··· Material for this task ···
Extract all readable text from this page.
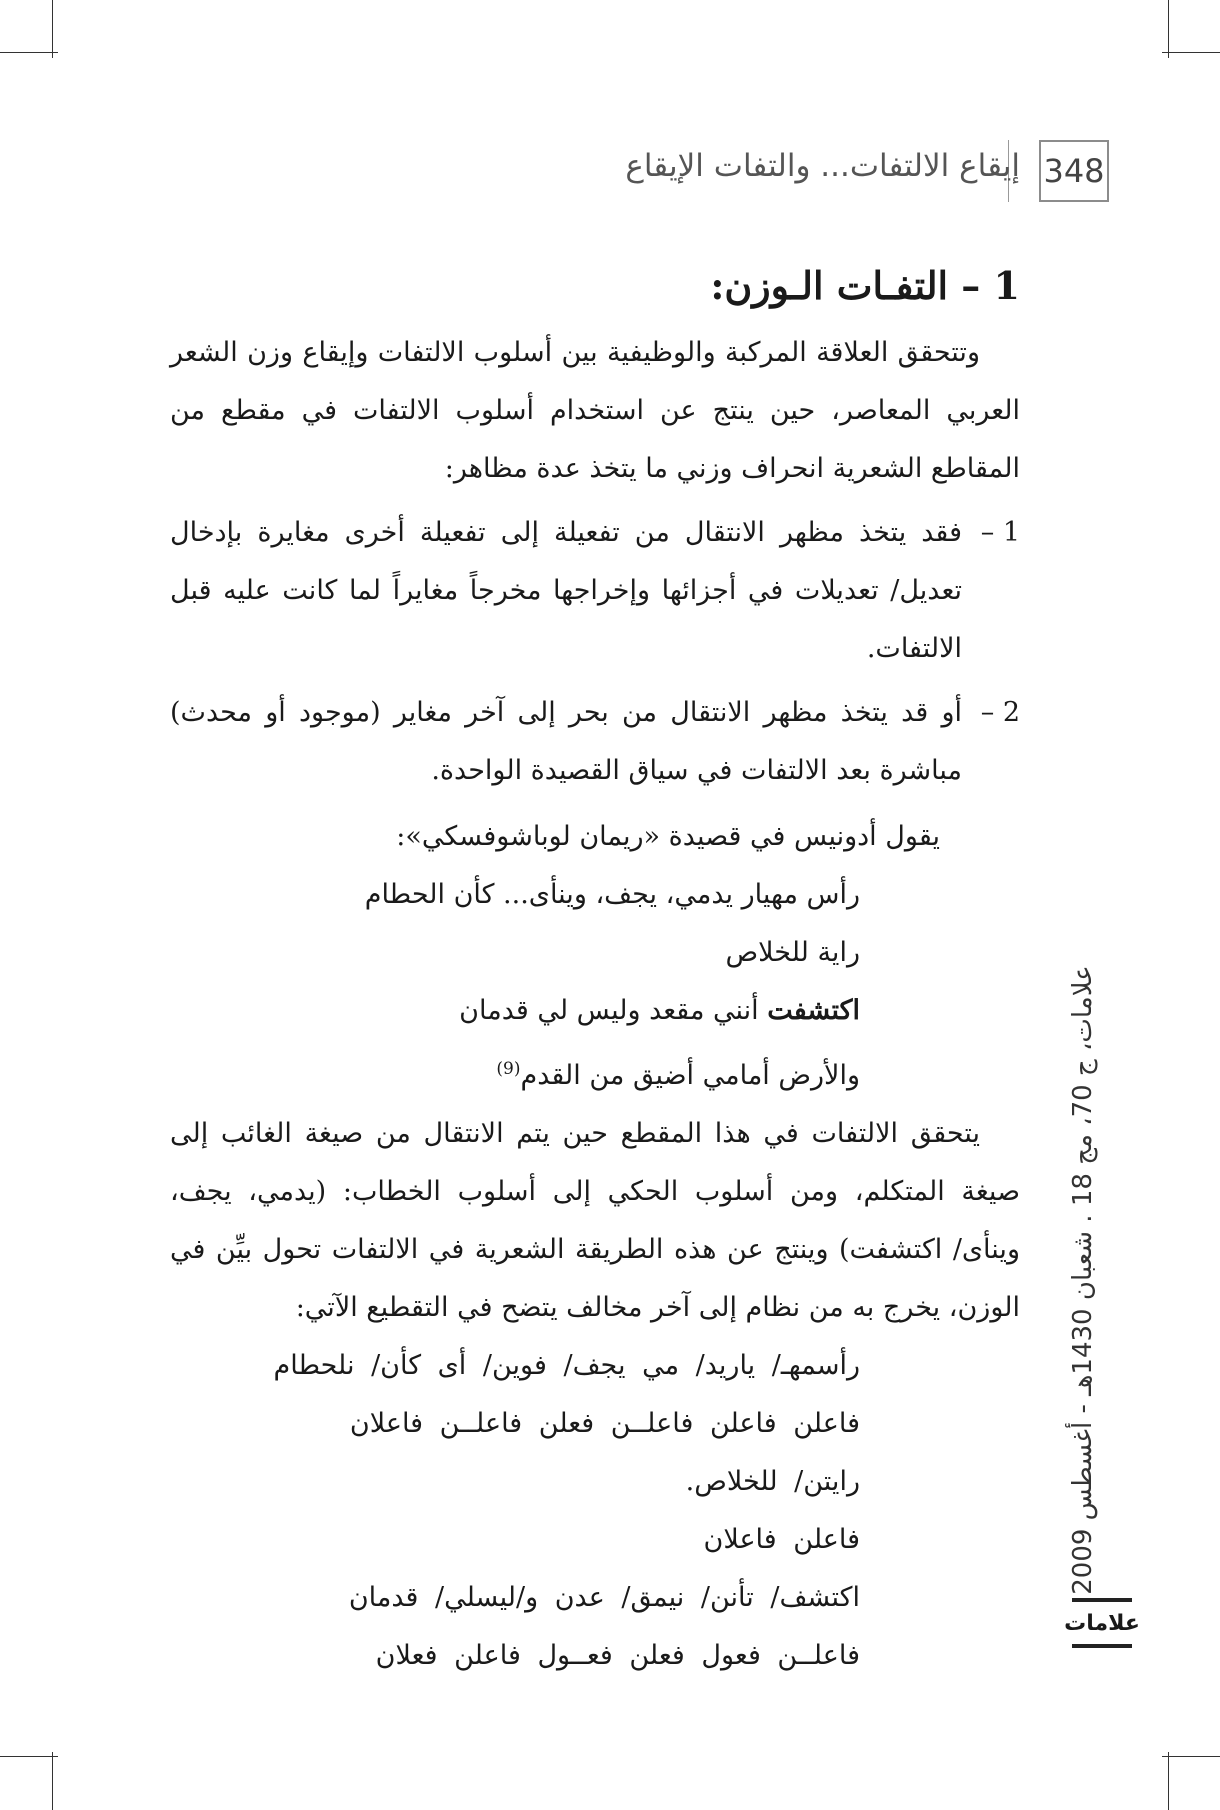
348
إيقاع الالتفات... والتفات الإيقاع
1 – التفـات الـوزن:

وتتحقق العلاقة المركبة والوظيفية بين أسلوب الالتفات وإيقاع وزن الشعر العربي المعاصر، حين ينتج عن استخدام أسلوب الالتفات في مقطع من المقاطع الشعرية انحراف وزني ما يتخذ عدة مظاهر:

1 –
فقد يتخذ مظهر الانتقال من تفعيلة إلى تفعيلة أخرى مغايرة بإدخال تعديل/ تعديلات في أجزائها وإخراجها مخرجاً مغايراً لما كانت عليه قبل الالتفات.
2 –
أو قد يتخذ مظهر الانتقال من بحر إلى آخر مغاير (موجود أو محدث) مباشرة بعد الالتفات في سياق القصيدة الواحدة.
يقول أدونيس في قصيدة «ريمان لوباشوفسكي»:
رأس مهيار يدمي، يجف، وينأى... كأن الحطام
راية للخلاص
اكتشفت أنني مقعد وليس لي قدمان
والأرض أمامي أضيق من القدم$^{(9)}$

يتحقق الالتفات في هذا المقطع حين يتم الانتقال من صيغة الغائب إلى صيغة المتكلم، ومن أسلوب الحكي إلى أسلوب الخطاب: (يدمي، يجف، وينأى/ اكتشفت) وينتج عن هذه الطريقة الشعرية في الالتفات تحول بيِّن في الوزن، يخرج به من نظام إلى آخر مخالف يتضح في التقطيع الآتي:

رأسمهـ/ ياريد/ مي يجف/ فوين/ أى كأن/ نلحطام
فاعلن فاعلن فاعلــن فعلن فاعلــن فاعلان
رايتن/ للخلاص.
فاعلن فاعلان
اكتشف/ تأنن/ نيمق/ عدن و/ليسلي/ قدمان
فاعلــن فعول فعلن فعــول فاعلن فعلان
علامات، ج 70، مج 18 . شعبان 1430هـ - أغسطس 2009
علامات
···
- **Stated exercise**
Wherever the word "قدمان" occurs in a line of the listing, copy that line.

- **The reply**
اكتشفت أنني مقعد وليس لي قدمان
اكتشف/ تأنن/ نيمق/ عدن و/ليسلي/ قدمان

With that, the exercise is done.